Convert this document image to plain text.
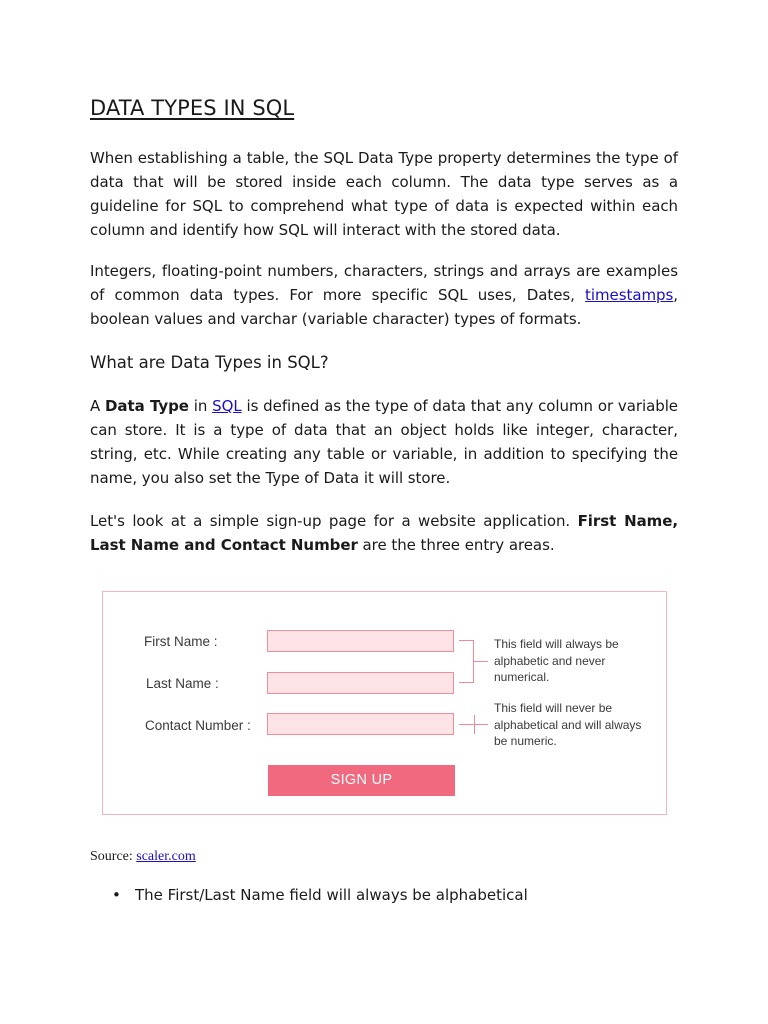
DATA TYPES IN SQL

When establishing a table, the SQL Data Type property determines the type of data that will be stored inside each column. The data type serves as a guideline for SQL to comprehend what type of data is expected within each column and identify how SQL will interact with the stored data.

Integers, floating-point numbers, characters, strings and arrays are examples of common data types. For more specific SQL uses, Dates, timestamps, boolean values and varchar (variable character) types of formats.

What are Data Types in SQL?

A Data Type in SQL is defined as the type of data that any column or variable can store. It is a type of data that an object holds like integer, character, string, etc. While creating any table or variable, in addition to specifying the name, you also set the Type of Data it will store.

Let's look at a simple sign-up page for a website application. First Name, Last Name and Contact Number are the three entry areas.

First Name :
Last Name :
Contact Number :
This field will always be alphabetic and never numerical.
This field will never be alphabetical and will always be numeric.
SIGN UP
Source: scaler.com
• The First/Last Name field will always be alphabetical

---

DESCRIPTION OF THE TASK:
Reproduce the entries above exactly. Do not include the images.

RESULT FOR THIS TASK:
Convert this document image to plain text.
DATA TYPES IN SQL

When establishing a table, the SQL Data Type property determines the type of data that will be stored inside each column. The data type serves as a guideline for SQL to comprehend what type of data is expected within each column and identify how SQL will interact with the stored data.

Integers, floating-point numbers, characters, strings and arrays are examples of common data types. For more specific SQL uses, Dates, timestamps, boolean values and varchar (variable character) types of formats.

What are Data Types in SQL?

A Data Type in SQL is defined as the type of data that any column or variable can store. It is a type of data that an object holds like integer, character, string, etc. While creating any table or variable, in addition to specifying the name, you also set the Type of Data it will store.

Let's look at a simple sign-up page for a website application. First Name, Last Name and Contact Number are the three entry areas.

First Name :
Last Name :
Contact Number :
This field will always be alphabetic and never numerical.
This field will never be alphabetical and will always be numeric.
SIGN UP
Source: scaler.com
• The First/Last Name field will always be alphabetical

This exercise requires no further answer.